• **Problems and tasks**
#1 Answer from the passage on summative assessment, one line each:
(a) How many assessment items should determine formal assessment for a half unit?
(b) What contains the assessment criteria?
(c) In T courses, what communicates formal assessment outcomes besides grades?
#2 Reproduce the passage on summative assessment from "Although formal assessment’s" up to and including "their teaching programs.", renaming "continuous assessment model" as "ongoing assessment model" wherever it occurs.

• **Selected passage**
▼

Summative assessment

The purpose of summative assessment is to judge the extent of student learning for the purpose of grading, certification, or evaluation. The reason for doing this is to communicate to others about what a student knows and can do within, and often beyond, the classroom (Black & Wiliam, 1996).

An obvious key component for this to occur is that there is a shared meaning across different stakeholders such as students, teachers, parents, and employers. To have any real use, summative judgements need to have meaning outside of their immediate context and there needs to be confidence that a student receiving a particular summative judgement in one school will have received the same in a different school (Christodoulou, 2016).

Formal assessment

These guidelines have been designed for the development and evaluation of formal assessment items in the ACT’s senior secondary context.

In the ACT senior secondary system, formal assessment outcomes are communicated through grades and, in T courses, scores. Grades are defined by Achievement Standards, and when used with the Specific Unit Goals and Content Descriptions, describe the level of understanding the student demonstrated and what the student can do in the unit. Scores communicate attainment of a student in comparison with others in their scaling group. Ensuring validity of unit scores in scaling groups that consist of different courses, meshing, is largely beyond the scope of this project but is explored in other BSSS training.

Although formal assessment’s primary purpose is to ascertain summative judgements, the ACT’s continuous assessment model encourages formal assessment to be used formatively as well, by providing feedback to students on areas of improvement, and assisting classroom teachers in evaluation of their teaching programs.

The 2019 BSSS Review of Assessment and Moderation specified that formal assessment should be determined through three to five assessment items for a standard unit, or two to three assessment items for a half unit. This is to create consistency between the assessment and workload expectations of different subjects, ensure reliability, and balance the stress and anxiety concerns that can be raised by both too few and too many assessment items.

What are we assessing?

Assessment criteria vary across subject areas based on their context but in general are usually categorised as knowledge and understandings, and skills. The Achievement Standards contain the assessment criteria.

▲

• **Data shown**
▼

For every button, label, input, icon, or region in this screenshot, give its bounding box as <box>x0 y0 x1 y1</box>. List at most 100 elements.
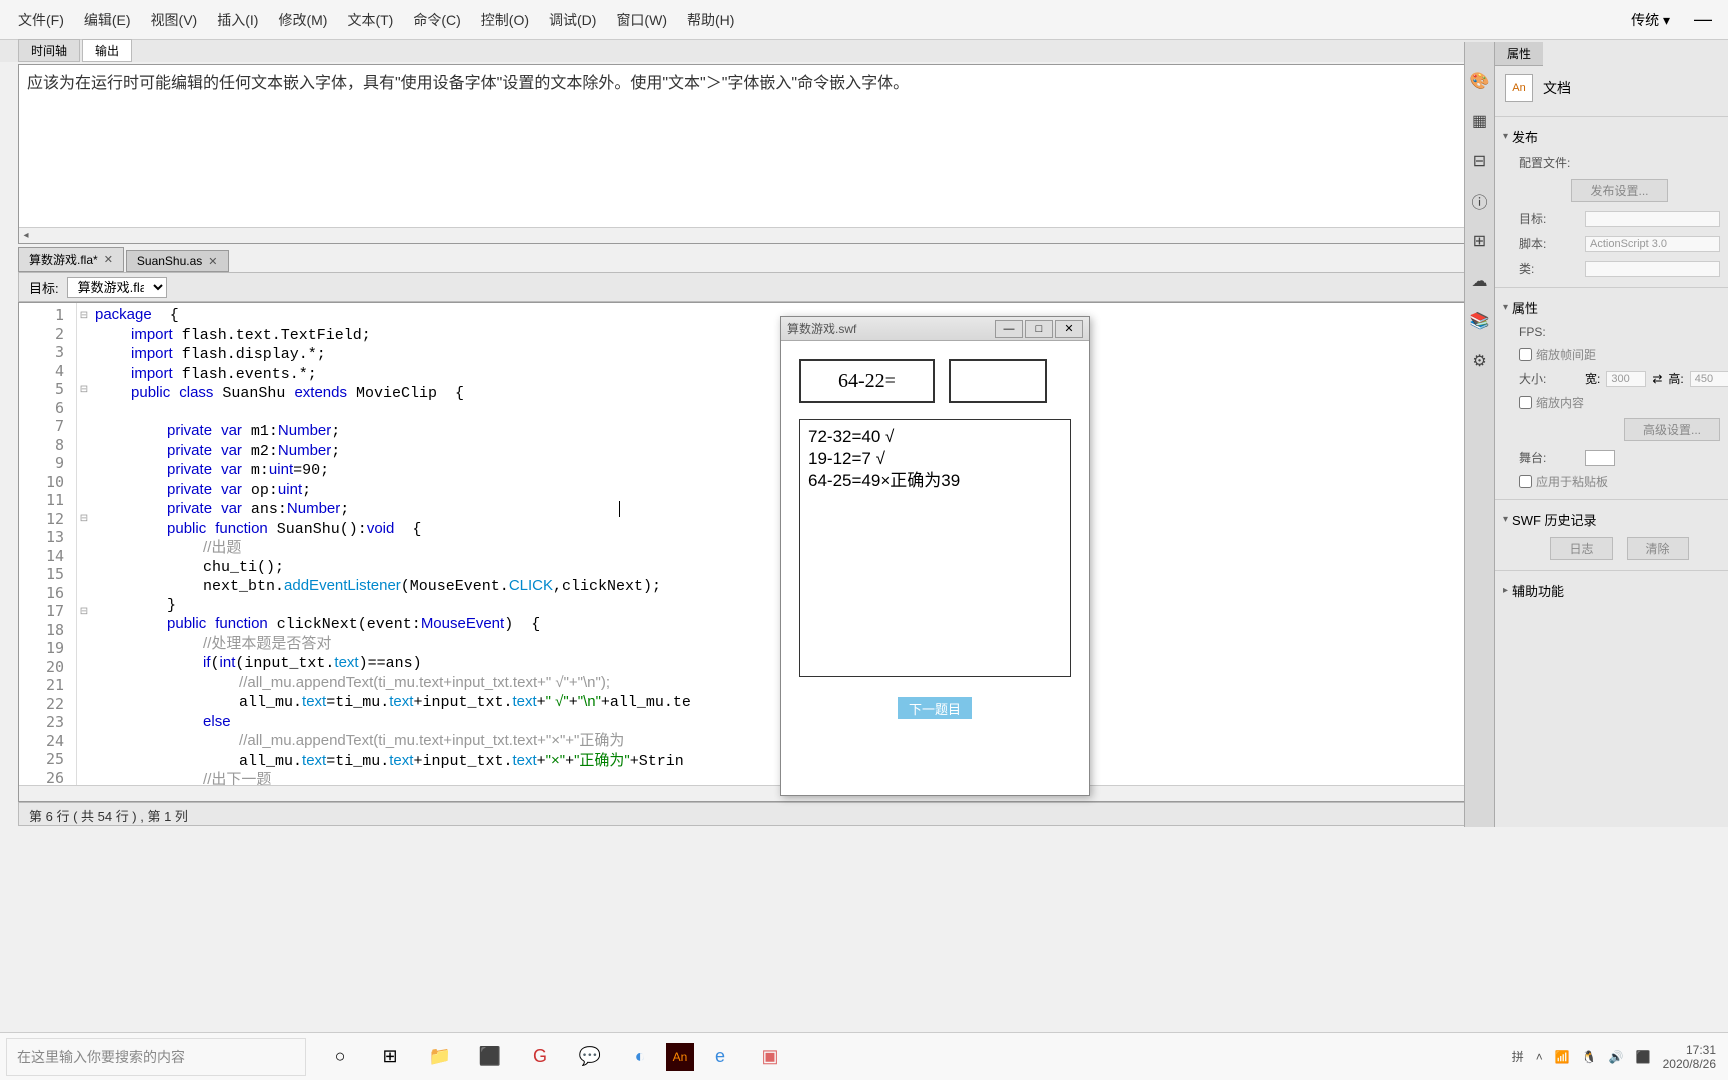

▲

• **Answers for the exercise**
#1
(a) Two to three assessment items.
(b) The Achievement Standards.
(c) Scores.

#2
Although formal assessment’s primary purpose is to ascertain summative judgements, the ACT’s ongoing assessment model encourages formal assessment to be used formatively as well, by providing feedback to students on areas of improvement, and assisting classroom teachers in evaluation of their teaching programs.